* [Dataset]
-- -- --

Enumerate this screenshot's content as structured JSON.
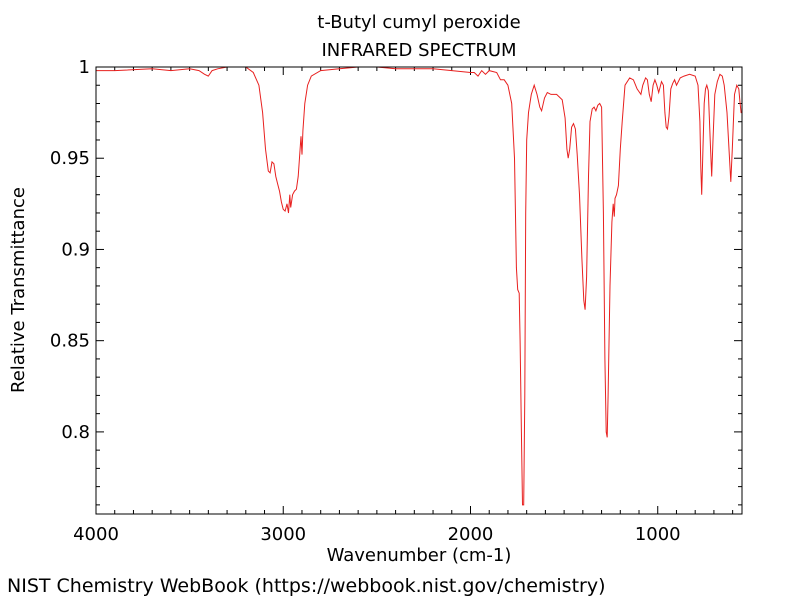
{
  "chart_data": {
    "type": "line",
    "title": "t-Butyl cumyl peroxide",
    "subtitle": "INFRARED SPECTRUM",
    "xlabel": "Wavenumber (cm-1)",
    "ylabel": "Relative Transmittance",
    "xlim": [
      4000,
      550
    ],
    "ylim": [
      0.755,
      1.0
    ],
    "x_reversed": true,
    "grid": false,
    "x_ticks": [
      {
        "value": 4000,
        "label": "4000"
      },
      {
        "value": 3000,
        "label": "3000"
      },
      {
        "value": 2000,
        "label": "2000"
      },
      {
        "value": 1000,
        "label": "1000"
      }
    ],
    "y_ticks": [
      {
        "value": 1.0,
        "label": "1"
      },
      {
        "value": 0.95,
        "label": "0.95"
      },
      {
        "value": 0.9,
        "label": "0.9"
      },
      {
        "value": 0.85,
        "label": "0.85"
      },
      {
        "value": 0.8,
        "label": "0.8"
      }
    ],
    "series": [
      {
        "color": "#e8201f",
        "points": [
          [
            4000,
            0.998
          ],
          [
            3900,
            0.998
          ],
          [
            3700,
            0.999
          ],
          [
            3600,
            0.998
          ],
          [
            3500,
            0.999
          ],
          [
            3450,
            0.998
          ],
          [
            3420,
            0.996
          ],
          [
            3400,
            0.995
          ],
          [
            3380,
            0.998
          ],
          [
            3350,
            0.999
          ],
          [
            3300,
            1.0
          ],
          [
            3200,
            1.0
          ],
          [
            3160,
            0.997
          ],
          [
            3130,
            0.99
          ],
          [
            3110,
            0.975
          ],
          [
            3095,
            0.955
          ],
          [
            3080,
            0.943
          ],
          [
            3070,
            0.942
          ],
          [
            3060,
            0.948
          ],
          [
            3050,
            0.947
          ],
          [
            3040,
            0.94
          ],
          [
            3030,
            0.936
          ],
          [
            3020,
            0.932
          ],
          [
            3010,
            0.926
          ],
          [
            3000,
            0.922
          ],
          [
            2990,
            0.921
          ],
          [
            2980,
            0.925
          ],
          [
            2972,
            0.92
          ],
          [
            2965,
            0.93
          ],
          [
            2960,
            0.923
          ],
          [
            2950,
            0.93
          ],
          [
            2940,
            0.932
          ],
          [
            2930,
            0.933
          ],
          [
            2920,
            0.94
          ],
          [
            2910,
            0.955
          ],
          [
            2905,
            0.962
          ],
          [
            2900,
            0.952
          ],
          [
            2895,
            0.965
          ],
          [
            2885,
            0.98
          ],
          [
            2870,
            0.99
          ],
          [
            2850,
            0.995
          ],
          [
            2800,
            0.998
          ],
          [
            2700,
            0.999
          ],
          [
            2600,
            1.0
          ],
          [
            2500,
            1.0
          ],
          [
            2400,
            0.999
          ],
          [
            2300,
            0.999
          ],
          [
            2200,
            0.999
          ],
          [
            2100,
            0.998
          ],
          [
            2000,
            0.997
          ],
          [
            1980,
            0.997
          ],
          [
            1960,
            0.995
          ],
          [
            1940,
            0.998
          ],
          [
            1920,
            0.996
          ],
          [
            1900,
            0.998
          ],
          [
            1860,
            0.997
          ],
          [
            1840,
            0.993
          ],
          [
            1820,
            0.993
          ],
          [
            1800,
            0.99
          ],
          [
            1780,
            0.98
          ],
          [
            1765,
            0.95
          ],
          [
            1755,
            0.89
          ],
          [
            1748,
            0.878
          ],
          [
            1740,
            0.876
          ],
          [
            1735,
            0.85
          ],
          [
            1728,
            0.8
          ],
          [
            1722,
            0.76
          ],
          [
            1716,
            0.76
          ],
          [
            1710,
            0.82
          ],
          [
            1705,
            0.92
          ],
          [
            1700,
            0.96
          ],
          [
            1690,
            0.975
          ],
          [
            1675,
            0.985
          ],
          [
            1660,
            0.99
          ],
          [
            1645,
            0.985
          ],
          [
            1630,
            0.978
          ],
          [
            1620,
            0.976
          ],
          [
            1605,
            0.983
          ],
          [
            1590,
            0.986
          ],
          [
            1570,
            0.985
          ],
          [
            1540,
            0.985
          ],
          [
            1510,
            0.982
          ],
          [
            1495,
            0.972
          ],
          [
            1485,
            0.955
          ],
          [
            1478,
            0.95
          ],
          [
            1470,
            0.955
          ],
          [
            1460,
            0.967
          ],
          [
            1450,
            0.969
          ],
          [
            1440,
            0.966
          ],
          [
            1430,
            0.952
          ],
          [
            1418,
            0.93
          ],
          [
            1405,
            0.895
          ],
          [
            1395,
            0.872
          ],
          [
            1388,
            0.867
          ],
          [
            1380,
            0.885
          ],
          [
            1370,
            0.94
          ],
          [
            1362,
            0.97
          ],
          [
            1350,
            0.977
          ],
          [
            1340,
            0.978
          ],
          [
            1330,
            0.976
          ],
          [
            1320,
            0.979
          ],
          [
            1310,
            0.98
          ],
          [
            1300,
            0.978
          ],
          [
            1290,
            0.92
          ],
          [
            1282,
            0.84
          ],
          [
            1275,
            0.8
          ],
          [
            1270,
            0.797
          ],
          [
            1265,
            0.82
          ],
          [
            1255,
            0.88
          ],
          [
            1245,
            0.915
          ],
          [
            1238,
            0.925
          ],
          [
            1232,
            0.918
          ],
          [
            1228,
            0.928
          ],
          [
            1220,
            0.93
          ],
          [
            1210,
            0.935
          ],
          [
            1200,
            0.955
          ],
          [
            1190,
            0.97
          ],
          [
            1175,
            0.99
          ],
          [
            1150,
            0.994
          ],
          [
            1130,
            0.993
          ],
          [
            1110,
            0.988
          ],
          [
            1090,
            0.985
          ],
          [
            1080,
            0.99
          ],
          [
            1065,
            0.994
          ],
          [
            1055,
            0.993
          ],
          [
            1045,
            0.985
          ],
          [
            1035,
            0.981
          ],
          [
            1025,
            0.99
          ],
          [
            1015,
            0.993
          ],
          [
            1005,
            0.99
          ],
          [
            995,
            0.986
          ],
          [
            980,
            0.992
          ],
          [
            970,
            0.99
          ],
          [
            962,
            0.975
          ],
          [
            955,
            0.967
          ],
          [
            948,
            0.966
          ],
          [
            940,
            0.973
          ],
          [
            930,
            0.988
          ],
          [
            920,
            0.991
          ],
          [
            910,
            0.993
          ],
          [
            900,
            0.99
          ],
          [
            880,
            0.994
          ],
          [
            860,
            0.995
          ],
          [
            830,
            0.996
          ],
          [
            800,
            0.995
          ],
          [
            785,
            0.99
          ],
          [
            775,
            0.97
          ],
          [
            770,
            0.945
          ],
          [
            765,
            0.93
          ],
          [
            760,
            0.95
          ],
          [
            752,
            0.98
          ],
          [
            745,
            0.988
          ],
          [
            738,
            0.99
          ],
          [
            730,
            0.987
          ],
          [
            720,
            0.96
          ],
          [
            712,
            0.94
          ],
          [
            705,
            0.96
          ],
          [
            695,
            0.985
          ],
          [
            682,
            0.992
          ],
          [
            668,
            0.996
          ],
          [
            655,
            0.995
          ],
          [
            645,
            0.99
          ],
          [
            630,
            0.975
          ],
          [
            618,
            0.952
          ],
          [
            610,
            0.937
          ],
          [
            602,
            0.955
          ],
          [
            590,
            0.985
          ],
          [
            578,
            0.99
          ],
          [
            567,
            0.988
          ],
          [
            560,
            0.98
          ],
          [
            555,
            0.975
          ],
          [
            550,
            0.975
          ]
        ]
      }
    ]
  },
  "footer": {
    "credit": "NIST Chemistry WebBook (https://webbook.nist.gov/chemistry)"
  }
}
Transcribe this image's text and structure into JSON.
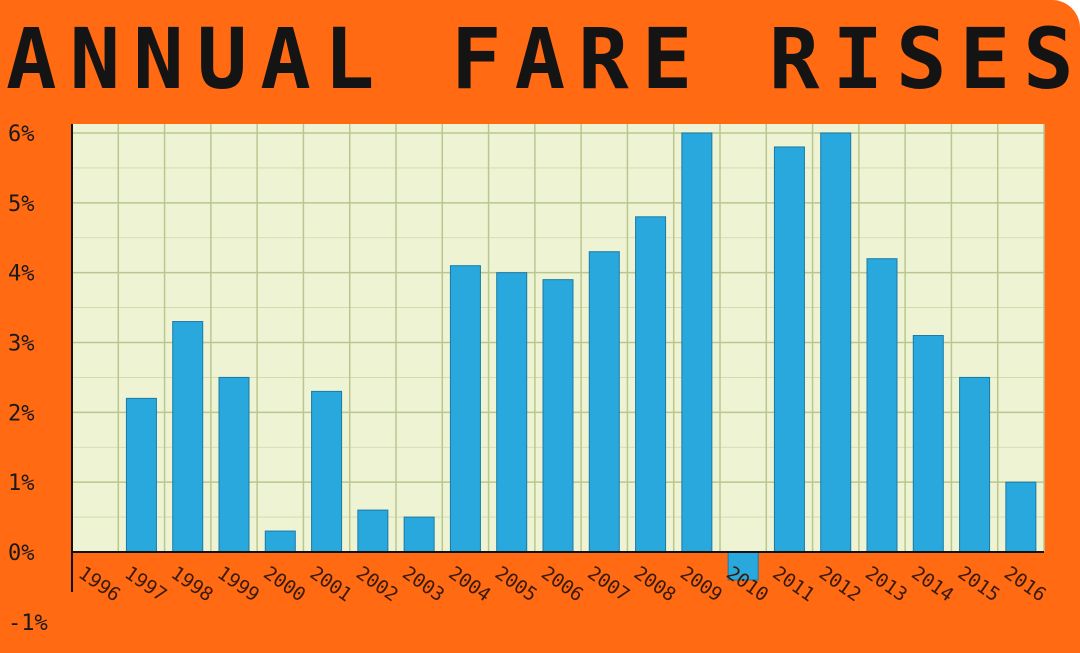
{
  "chart_data": {
    "type": "bar",
    "title": "ANNUAL FARE RISES",
    "xlabel": "",
    "ylabel": "",
    "categories": [
      "1996",
      "1997",
      "1998",
      "1999",
      "2000",
      "2001",
      "2002",
      "2003",
      "2004",
      "2005",
      "2006",
      "2007",
      "2008",
      "2009",
      "2010",
      "2011",
      "2012",
      "2013",
      "2014",
      "2015",
      "2016"
    ],
    "values": [
      0,
      2.2,
      3.3,
      2.5,
      0.3,
      2.3,
      0.6,
      0.5,
      4.1,
      4.0,
      3.9,
      4.3,
      4.8,
      6.0,
      -0.4,
      5.8,
      6.0,
      4.2,
      3.1,
      2.5,
      1.0
    ],
    "ylim": [
      -1,
      6
    ],
    "yticks": [
      "-1%",
      "0%",
      "1%",
      "2%",
      "3%",
      "4%",
      "5%",
      "6%"
    ],
    "grid": true,
    "colors": {
      "bar": "#29a8de",
      "bar_edge": "#1a7aa6",
      "frame": "#ff6a13",
      "plot_bg": "#eef3d4",
      "grid": "#b9c78e",
      "axis": "#111111",
      "tick_label": "#1a1a1a",
      "year_label": "#3a1a0a"
    }
  }
}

-- -- --

* [Directions] Find every line in the records that contains the word "JSON"; copy those lines.

* [Solution to this problem]
Enumerate this screenshot's content as structured JSON.
Transcribe this image's text and structure into JSON.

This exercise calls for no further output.